* _YOUR OBJECTIVE_: Reproduce every line in the listing that contains the word "ridge".

-- START OF INFORMATION PROVIDED --

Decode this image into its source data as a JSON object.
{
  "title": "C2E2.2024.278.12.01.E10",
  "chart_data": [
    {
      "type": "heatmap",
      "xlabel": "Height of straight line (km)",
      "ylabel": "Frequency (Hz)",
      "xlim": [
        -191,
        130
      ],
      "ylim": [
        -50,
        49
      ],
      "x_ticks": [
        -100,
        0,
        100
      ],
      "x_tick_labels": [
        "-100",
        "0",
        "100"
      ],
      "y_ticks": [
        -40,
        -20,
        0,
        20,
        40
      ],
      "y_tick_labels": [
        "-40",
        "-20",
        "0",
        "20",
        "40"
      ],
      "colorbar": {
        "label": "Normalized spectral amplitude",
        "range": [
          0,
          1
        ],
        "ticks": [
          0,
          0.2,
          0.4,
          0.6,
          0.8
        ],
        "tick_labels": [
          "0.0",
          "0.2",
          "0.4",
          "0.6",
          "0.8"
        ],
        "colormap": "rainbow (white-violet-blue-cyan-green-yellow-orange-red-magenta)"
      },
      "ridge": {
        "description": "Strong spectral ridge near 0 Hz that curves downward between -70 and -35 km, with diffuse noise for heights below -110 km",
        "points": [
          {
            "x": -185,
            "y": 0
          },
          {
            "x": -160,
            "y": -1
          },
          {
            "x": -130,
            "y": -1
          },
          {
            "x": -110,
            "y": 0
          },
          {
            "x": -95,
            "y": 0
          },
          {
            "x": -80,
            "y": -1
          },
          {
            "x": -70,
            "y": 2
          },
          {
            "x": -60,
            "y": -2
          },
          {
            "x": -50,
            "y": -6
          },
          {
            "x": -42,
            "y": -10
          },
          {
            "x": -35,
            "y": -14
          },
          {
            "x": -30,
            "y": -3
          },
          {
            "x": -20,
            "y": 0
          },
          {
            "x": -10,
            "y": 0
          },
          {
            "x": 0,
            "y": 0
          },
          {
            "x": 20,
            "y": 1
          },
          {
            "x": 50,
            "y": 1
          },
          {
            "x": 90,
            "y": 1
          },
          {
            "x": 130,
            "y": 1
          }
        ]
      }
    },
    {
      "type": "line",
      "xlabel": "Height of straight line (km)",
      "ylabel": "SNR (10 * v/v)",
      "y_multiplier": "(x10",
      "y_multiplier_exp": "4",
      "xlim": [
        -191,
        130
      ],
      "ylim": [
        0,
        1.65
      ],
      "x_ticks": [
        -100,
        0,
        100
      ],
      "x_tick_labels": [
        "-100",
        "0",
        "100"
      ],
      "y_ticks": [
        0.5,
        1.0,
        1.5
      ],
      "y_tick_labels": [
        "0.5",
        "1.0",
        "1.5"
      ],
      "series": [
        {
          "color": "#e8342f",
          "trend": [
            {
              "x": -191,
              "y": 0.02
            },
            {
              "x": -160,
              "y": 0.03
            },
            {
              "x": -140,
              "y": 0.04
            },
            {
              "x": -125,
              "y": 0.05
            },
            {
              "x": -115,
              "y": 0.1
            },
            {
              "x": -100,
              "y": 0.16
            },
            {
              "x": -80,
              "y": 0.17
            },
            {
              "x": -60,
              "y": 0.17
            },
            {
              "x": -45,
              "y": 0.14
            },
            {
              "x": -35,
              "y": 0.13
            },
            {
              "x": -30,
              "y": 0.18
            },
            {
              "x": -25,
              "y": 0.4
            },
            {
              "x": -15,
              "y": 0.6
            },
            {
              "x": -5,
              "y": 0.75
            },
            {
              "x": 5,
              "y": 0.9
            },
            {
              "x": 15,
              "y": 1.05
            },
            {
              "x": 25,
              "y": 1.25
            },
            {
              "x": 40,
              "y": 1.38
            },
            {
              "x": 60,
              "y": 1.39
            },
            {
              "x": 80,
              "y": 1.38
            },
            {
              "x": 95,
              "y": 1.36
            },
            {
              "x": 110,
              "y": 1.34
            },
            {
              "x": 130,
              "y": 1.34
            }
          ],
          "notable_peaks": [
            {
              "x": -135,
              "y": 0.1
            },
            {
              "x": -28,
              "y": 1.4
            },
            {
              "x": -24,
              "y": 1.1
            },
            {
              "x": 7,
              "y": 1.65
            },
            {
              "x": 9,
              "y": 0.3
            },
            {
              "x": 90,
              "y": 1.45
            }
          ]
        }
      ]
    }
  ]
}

-- END OF INFORMATION PROVIDED --

* _THE REPLY_:
      "ridge": {
        "description": "Strong spectral ridge near 0 Hz that curves downward between -70 and -35 km, with diffuse noise for heights below -110 km",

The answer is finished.